=== WHAT TO DO ===
Only a number is wanted: how many lines in the listing contain the word "marker"?

Records from a collection of figures

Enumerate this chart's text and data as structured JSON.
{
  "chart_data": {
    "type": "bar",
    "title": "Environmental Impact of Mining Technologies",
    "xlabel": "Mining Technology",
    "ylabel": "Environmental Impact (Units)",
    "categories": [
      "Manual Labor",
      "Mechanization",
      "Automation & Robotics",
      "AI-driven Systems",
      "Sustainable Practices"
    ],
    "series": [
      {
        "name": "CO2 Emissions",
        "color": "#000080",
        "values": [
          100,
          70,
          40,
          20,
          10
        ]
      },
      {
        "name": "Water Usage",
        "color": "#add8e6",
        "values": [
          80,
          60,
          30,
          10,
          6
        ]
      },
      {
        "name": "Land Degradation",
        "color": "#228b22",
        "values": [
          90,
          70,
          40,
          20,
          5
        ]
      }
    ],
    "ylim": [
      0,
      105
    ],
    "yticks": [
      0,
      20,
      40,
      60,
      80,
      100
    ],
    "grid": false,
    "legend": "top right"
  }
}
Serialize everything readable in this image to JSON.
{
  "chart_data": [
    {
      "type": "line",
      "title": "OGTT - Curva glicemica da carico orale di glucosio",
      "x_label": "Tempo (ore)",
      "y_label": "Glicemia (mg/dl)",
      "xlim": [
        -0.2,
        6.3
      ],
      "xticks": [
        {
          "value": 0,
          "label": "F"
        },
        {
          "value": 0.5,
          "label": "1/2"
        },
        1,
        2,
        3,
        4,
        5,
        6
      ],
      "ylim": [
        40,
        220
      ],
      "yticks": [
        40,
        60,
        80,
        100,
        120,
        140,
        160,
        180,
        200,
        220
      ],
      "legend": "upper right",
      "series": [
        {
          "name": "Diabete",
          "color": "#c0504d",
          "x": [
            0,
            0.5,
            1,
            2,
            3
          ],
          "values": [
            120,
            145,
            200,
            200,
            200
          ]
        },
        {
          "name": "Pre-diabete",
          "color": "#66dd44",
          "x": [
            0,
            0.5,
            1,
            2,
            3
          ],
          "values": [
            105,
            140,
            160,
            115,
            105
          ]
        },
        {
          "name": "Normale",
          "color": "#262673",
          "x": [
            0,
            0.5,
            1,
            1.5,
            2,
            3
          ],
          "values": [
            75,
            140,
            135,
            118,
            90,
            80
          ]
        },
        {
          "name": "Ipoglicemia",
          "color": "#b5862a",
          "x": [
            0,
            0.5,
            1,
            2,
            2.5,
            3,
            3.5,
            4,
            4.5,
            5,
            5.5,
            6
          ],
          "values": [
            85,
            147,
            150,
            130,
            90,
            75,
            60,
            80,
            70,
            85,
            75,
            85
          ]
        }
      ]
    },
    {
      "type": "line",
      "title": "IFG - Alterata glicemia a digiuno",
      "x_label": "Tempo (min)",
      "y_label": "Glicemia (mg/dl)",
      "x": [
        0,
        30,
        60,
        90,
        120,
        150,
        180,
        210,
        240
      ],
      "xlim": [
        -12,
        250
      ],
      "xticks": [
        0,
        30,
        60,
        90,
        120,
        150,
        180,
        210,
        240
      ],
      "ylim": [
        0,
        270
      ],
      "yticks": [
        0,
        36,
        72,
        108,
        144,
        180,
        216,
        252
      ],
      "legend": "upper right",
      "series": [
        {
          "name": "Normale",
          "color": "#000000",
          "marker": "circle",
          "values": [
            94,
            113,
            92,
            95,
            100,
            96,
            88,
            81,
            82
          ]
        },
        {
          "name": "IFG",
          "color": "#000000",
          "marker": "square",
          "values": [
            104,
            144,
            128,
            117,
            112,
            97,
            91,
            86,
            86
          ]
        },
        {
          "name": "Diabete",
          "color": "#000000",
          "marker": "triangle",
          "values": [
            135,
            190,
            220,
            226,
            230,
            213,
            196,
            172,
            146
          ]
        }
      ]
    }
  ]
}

=== RESPONSE ===
3